● **EXERCISE**: Reproduce verbatim the part of the quadratic equation solution starting at "If one root" and ending at "integers. Find min(a,b)".

● **TEXT SECTION**:
╔══

Question

If one root of the equation $\left( l-m \right){{x}^{2}}+lx+1=0$ be double of the other root and if l be real, then $m\le \dfrac{a}{b}$ where a and b are integers. Find min(a,b)

Answer 1

Hint: Assume that the roots of the equation are $\alpha $ and $2\alpha $. Use the fact that the sum of the roots of the quadratic equation $a{{x}^{2}}+bx+c=0$ is $\dfrac{-b}{a}$ and the product of roots is $\dfrac{c}{a}$. Hence from two equations in $l,m$ and $\alpha $. One of the equations will be linear in $\alpha $ and the other equation will be quadratic in $\alpha $. Eliminate $\alpha $ from these two equations and hence form a quadratic in l. Use the fact that if the roots of the equation $a{{x}^{2}}+bx+c=0$ are real, then $D={{b}^{2}}-4ac\ge 0$. Hence find the range of values of m over which the above condition is possible. Hence find the value of a and b and hence find a+b.

Complete step-by-step solution -
Let one root of the equation $\left( l-m \right){{x}^{2}}+lx+1=0$ be $\alpha $.
Hence the other root is $2\alpha $.
Now, we know that the sum of the roots of the quadratic equation $a{{x}^{2}}+bx+c=0$ is $\dfrac{-b}{a}$
Hence, we have
$\begin{align}
  & \alpha +2\alpha =\dfrac{-l}{l-m} \\
 & \Rightarrow 3\alpha =\dfrac{-l}{l-m} \\
\end{align}$
Dividing both sides by 3, we get
$\alpha =\dfrac{-l}{3\left( l-m \right)}\text{ ……………….. }\left( i \right)$
Also, we know that the product of the roots of the quadratic equation $a{{x}^{2}}+bx+c=0$ is $\dfrac{c}{a}$.
Hence, we have
$\begin{align}
  & 2\alpha \times \alpha =\dfrac{1}{l-m} \\
 & \Rightarrow 2{{\alpha }^{2}}=\dfrac{1}{l-m}\text{ ………………. }\left( ii \right) \\
\end{align}$
Substituting the value of $\alpha $ from equation (i) in equation (ii), we get
$\begin{align}
  & 2{{\left( \dfrac{-l}{3\left( l-m \right)} \right)}^{2}}=\dfrac{1}{l-m} \\
 & \Rightarrow \dfrac{2{{l}^{2}}}{9{{\left( l-m \right)}^{2}}}=\dfrac{1}{l-m} \\
\end{align}$
Multiplying both sides by $9{{\left( l-m \right)}^{2}}$, we get
$2{{l}^{2}}=9\left( l-m \right)$
Adding $9m-9l$ on both sides of the equation, we get
$2{{l}^{2}}-9l+9m=0\text{ }\left( a \right)$, which is a quadratic in l.

╚══

● **GIVEN ENTRIES**:
╔══

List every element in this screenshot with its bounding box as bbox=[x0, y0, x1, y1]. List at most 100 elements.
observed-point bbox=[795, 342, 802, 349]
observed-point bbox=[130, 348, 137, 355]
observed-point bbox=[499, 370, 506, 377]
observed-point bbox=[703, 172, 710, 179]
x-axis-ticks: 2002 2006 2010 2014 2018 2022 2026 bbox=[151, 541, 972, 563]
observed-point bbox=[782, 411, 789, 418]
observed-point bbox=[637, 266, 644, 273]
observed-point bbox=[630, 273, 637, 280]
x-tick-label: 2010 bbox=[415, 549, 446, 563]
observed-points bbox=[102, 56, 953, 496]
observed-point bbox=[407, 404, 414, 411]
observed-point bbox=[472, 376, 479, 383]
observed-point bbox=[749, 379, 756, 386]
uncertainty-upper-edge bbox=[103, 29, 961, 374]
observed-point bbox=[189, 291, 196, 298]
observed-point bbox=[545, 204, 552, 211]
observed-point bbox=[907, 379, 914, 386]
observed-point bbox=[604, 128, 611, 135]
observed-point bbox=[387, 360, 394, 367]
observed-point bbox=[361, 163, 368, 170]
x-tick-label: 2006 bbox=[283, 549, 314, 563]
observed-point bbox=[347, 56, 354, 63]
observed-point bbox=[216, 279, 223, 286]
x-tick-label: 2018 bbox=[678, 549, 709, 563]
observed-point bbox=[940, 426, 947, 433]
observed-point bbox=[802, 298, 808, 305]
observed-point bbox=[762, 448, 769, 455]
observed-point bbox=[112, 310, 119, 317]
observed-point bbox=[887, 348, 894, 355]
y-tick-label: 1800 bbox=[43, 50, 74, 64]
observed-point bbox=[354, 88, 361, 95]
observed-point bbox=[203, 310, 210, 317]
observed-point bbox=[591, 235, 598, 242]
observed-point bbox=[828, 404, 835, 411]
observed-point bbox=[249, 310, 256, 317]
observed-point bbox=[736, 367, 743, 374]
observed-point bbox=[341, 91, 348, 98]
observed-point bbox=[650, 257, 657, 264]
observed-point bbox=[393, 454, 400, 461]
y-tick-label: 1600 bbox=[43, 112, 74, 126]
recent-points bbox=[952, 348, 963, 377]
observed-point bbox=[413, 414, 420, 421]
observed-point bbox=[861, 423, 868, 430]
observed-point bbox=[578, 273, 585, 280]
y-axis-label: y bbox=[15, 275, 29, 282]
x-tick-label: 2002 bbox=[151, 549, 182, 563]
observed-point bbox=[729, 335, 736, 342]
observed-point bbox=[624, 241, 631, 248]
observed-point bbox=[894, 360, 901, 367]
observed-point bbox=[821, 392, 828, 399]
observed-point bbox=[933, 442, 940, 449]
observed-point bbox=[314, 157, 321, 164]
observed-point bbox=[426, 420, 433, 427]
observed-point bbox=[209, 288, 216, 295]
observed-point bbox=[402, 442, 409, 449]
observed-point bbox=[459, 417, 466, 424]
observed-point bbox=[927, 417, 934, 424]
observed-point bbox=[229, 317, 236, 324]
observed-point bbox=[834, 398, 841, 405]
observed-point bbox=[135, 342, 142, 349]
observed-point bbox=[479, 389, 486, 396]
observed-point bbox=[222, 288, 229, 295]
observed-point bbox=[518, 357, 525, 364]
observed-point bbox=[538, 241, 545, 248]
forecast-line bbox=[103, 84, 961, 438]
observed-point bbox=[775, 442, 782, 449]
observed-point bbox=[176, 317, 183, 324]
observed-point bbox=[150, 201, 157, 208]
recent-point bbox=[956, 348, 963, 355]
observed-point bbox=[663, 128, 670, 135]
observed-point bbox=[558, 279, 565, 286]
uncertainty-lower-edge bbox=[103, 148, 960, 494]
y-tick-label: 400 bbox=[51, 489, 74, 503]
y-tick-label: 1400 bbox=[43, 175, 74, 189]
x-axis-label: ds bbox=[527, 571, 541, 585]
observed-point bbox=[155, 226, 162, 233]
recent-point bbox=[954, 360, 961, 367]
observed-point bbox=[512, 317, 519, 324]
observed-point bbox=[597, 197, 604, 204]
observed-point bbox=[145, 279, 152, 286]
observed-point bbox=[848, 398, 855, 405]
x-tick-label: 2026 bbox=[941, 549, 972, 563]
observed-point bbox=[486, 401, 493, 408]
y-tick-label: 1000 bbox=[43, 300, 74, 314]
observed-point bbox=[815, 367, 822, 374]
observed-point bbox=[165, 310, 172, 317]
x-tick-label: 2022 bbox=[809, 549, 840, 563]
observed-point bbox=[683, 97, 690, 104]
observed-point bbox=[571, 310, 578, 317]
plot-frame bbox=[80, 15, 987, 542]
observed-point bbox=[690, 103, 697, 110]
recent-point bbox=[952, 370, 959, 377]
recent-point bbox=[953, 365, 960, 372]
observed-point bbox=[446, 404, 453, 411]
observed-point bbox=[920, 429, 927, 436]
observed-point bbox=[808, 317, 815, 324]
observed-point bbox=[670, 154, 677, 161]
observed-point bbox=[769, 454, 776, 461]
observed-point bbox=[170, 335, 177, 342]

╚══

● **ANSWER BELOW**:
If one root of the equation $\left( l-m \right){{x}^{2}}+lx+1=0$ be double of the other root and if l be real, then $m\le \dfrac{a}{b}$ where a and b are integers. Find min(a,b)